┌────────

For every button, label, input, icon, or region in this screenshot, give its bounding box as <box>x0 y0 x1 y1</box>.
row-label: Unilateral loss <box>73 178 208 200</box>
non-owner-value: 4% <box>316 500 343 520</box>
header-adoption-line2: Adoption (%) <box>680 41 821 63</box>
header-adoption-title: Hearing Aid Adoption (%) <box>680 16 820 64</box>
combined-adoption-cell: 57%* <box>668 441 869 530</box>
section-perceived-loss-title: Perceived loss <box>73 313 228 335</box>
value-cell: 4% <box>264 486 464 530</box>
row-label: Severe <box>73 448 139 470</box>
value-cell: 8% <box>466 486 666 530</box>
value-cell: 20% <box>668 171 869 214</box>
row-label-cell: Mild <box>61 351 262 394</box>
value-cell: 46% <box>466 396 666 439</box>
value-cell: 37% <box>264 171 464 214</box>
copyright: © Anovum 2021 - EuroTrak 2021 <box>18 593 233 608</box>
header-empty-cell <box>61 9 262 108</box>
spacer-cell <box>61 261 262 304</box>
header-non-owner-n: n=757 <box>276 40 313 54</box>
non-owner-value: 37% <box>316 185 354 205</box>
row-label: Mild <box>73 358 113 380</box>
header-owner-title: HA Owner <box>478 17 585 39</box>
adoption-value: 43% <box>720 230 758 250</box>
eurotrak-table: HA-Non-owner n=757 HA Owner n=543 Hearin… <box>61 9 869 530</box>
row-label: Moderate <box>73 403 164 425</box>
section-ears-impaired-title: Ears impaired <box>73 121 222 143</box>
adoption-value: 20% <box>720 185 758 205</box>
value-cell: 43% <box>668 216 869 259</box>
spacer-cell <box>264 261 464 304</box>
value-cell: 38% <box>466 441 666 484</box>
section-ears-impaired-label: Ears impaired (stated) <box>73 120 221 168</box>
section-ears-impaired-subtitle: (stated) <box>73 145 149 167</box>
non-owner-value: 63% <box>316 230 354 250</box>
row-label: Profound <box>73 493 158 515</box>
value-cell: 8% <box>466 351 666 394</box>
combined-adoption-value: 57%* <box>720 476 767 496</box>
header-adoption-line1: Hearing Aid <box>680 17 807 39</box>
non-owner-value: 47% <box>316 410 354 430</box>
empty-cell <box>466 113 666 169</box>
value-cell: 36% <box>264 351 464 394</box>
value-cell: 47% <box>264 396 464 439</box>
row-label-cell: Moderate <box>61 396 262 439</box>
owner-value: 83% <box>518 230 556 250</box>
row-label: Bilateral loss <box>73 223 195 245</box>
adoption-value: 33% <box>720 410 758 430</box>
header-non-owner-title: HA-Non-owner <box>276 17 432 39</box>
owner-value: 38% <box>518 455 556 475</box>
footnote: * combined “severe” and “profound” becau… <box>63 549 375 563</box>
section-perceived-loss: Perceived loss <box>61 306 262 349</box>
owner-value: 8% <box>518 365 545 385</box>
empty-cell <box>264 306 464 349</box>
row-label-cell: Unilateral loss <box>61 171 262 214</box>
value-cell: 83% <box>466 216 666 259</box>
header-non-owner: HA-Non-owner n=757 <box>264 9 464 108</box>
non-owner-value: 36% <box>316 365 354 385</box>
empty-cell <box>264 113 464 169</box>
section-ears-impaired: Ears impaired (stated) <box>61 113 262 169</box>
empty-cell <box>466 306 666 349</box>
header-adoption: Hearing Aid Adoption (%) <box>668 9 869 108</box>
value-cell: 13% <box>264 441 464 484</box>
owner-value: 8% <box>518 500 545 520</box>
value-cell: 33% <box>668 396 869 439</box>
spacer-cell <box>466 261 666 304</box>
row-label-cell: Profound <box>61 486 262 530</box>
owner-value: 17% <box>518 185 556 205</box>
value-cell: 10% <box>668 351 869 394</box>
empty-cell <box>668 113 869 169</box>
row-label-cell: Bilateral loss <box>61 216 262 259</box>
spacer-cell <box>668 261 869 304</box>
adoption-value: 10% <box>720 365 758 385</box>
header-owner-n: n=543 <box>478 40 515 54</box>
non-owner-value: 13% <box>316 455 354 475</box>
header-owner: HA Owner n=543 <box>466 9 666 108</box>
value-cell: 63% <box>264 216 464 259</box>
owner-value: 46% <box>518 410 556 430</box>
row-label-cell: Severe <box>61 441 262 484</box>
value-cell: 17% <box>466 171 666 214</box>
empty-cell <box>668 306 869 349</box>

└────────

## What is needed
Rewrite the lines above as a numbered list, omitting any blank lines.

## Answer for the task
1. For every button, label, input, icon, or region in this screenshot, give its bounding box as <box>x0 y0 x1 y1</box>.
2. row-label: Unilateral loss <box>73 178 208 200</box>
3. non-owner-value: 4% <box>316 500 343 520</box>
4. header-adoption-line2: Adoption (%) <box>680 41 821 63</box>
5. header-adoption-title: Hearing Aid Adoption (%) <box>680 16 820 64</box>
6. combined-adoption-cell: 57%* <box>668 441 869 530</box>
7. section-perceived-loss-title: Perceived loss <box>73 313 228 335</box>
8. value-cell: 4% <box>264 486 464 530</box>
9. row-label: Severe <box>73 448 139 470</box>
10. value-cell: 8% <box>466 486 666 530</box>
11. value-cell: 20% <box>668 171 869 214</box>
12. row-label-cell: Mild <box>61 351 262 394</box>
13. value-cell: 46% <box>466 396 666 439</box>
14. value-cell: 37% <box>264 171 464 214</box>
15. copyright: © Anovum 2021 - EuroTrak 2021 <box>18 593 233 608</box>
16. header-empty-cell <box>61 9 262 108</box>
17. spacer-cell <box>61 261 262 304</box>
18. header-non-owner-n: n=757 <box>276 40 313 54</box>
19. non-owner-value: 37% <box>316 185 354 205</box>
20. row-label: Mild <box>73 358 113 380</box>
21. header-owner-title: HA Owner <box>478 17 585 39</box>
22. adoption-value: 43% <box>720 230 758 250</box>
23. eurotrak-table: HA-Non-owner n=757 HA Owner n=543 Hearin… <box>61 9 869 530</box>
24. row-label: Moderate <box>73 403 164 425</box>
25. section-ears-impaired-title: Ears impaired <box>73 121 222 143</box>
26. adoption-value: 20% <box>720 185 758 205</box>
27. value-cell: 43% <box>668 216 869 259</box>
28. spacer-cell <box>264 261 464 304</box>
29. value-cell: 38% <box>466 441 666 484</box>
30. section-ears-impaired-label: Ears impaired (stated) <box>73 120 221 168</box>
31. section-ears-impaired-subtitle: (stated) <box>73 145 149 167</box>
32. non-owner-value: 63% <box>316 230 354 250</box>
33. row-label: Profound <box>73 493 158 515</box>
34. value-cell: 8% <box>466 351 666 394</box>
35. combined-adoption-value: 57%* <box>720 476 767 496</box>
36. header-adoption-line1: Hearing Aid <box>680 17 807 39</box>
37. non-owner-value: 47% <box>316 410 354 430</box>
38. empty-cell <box>466 113 666 169</box>
39. value-cell: 36% <box>264 351 464 394</box>
40. value-cell: 47% <box>264 396 464 439</box>
41. row-label-cell: Moderate <box>61 396 262 439</box>
42. owner-value: 83% <box>518 230 556 250</box>
43. row-label: Bilateral loss <box>73 223 195 245</box>
44. adoption-value: 33% <box>720 410 758 430</box>
45. header-non-owner-title: HA-Non-owner <box>276 17 432 39</box>
46. owner-value: 38% <box>518 455 556 475</box>
47. footnote: * combined “severe” and “profound” becau… <box>63 549 375 563</box>
48. section-perceived-loss: Perceived loss <box>61 306 262 349</box>
49. owner-value: 8% <box>518 365 545 385</box>
50. empty-cell <box>264 306 464 349</box>
51. row-label-cell: Unilateral loss <box>61 171 262 214</box>
52. value-cell: 83% <box>466 216 666 259</box>
53. header-non-owner: HA-Non-owner n=757 <box>264 9 464 108</box>
54. non-owner-value: 36% <box>316 365 354 385</box>
55. empty-cell <box>264 113 464 169</box>
56. section-ears-impaired: Ears impaired (stated) <box>61 113 262 169</box>
57. empty-cell <box>466 306 666 349</box>
58. header-adoption: Hearing Aid Adoption (%) <box>668 9 869 108</box>
59. value-cell: 13% <box>264 441 464 484</box>
60. owner-value: 8% <box>518 500 545 520</box>
61. value-cell: 33% <box>668 396 869 439</box>
62. spacer-cell <box>466 261 666 304</box>
63. row-label-cell: Profound <box>61 486 262 530</box>
64. owner-value: 17% <box>518 185 556 205</box>
65. value-cell: 10% <box>668 351 869 394</box>
66. empty-cell <box>668 113 869 169</box>
67. row-label-cell: Bilateral loss <box>61 216 262 259</box>
68. spacer-cell <box>668 261 869 304</box>
69. adoption-value: 10% <box>720 365 758 385</box>
70. header-owner-n: n=543 <box>478 40 515 54</box>
71. non-owner-value: 13% <box>316 455 354 475</box>
72. header-owner: HA Owner n=543 <box>466 9 666 108</box>
73. value-cell: 63% <box>264 216 464 259</box>
74. owner-value: 46% <box>518 410 556 430</box>
75. row-label-cell: Severe <box>61 441 262 484</box>
76. value-cell: 17% <box>466 171 666 214</box>
77. empty-cell <box>668 306 869 349</box>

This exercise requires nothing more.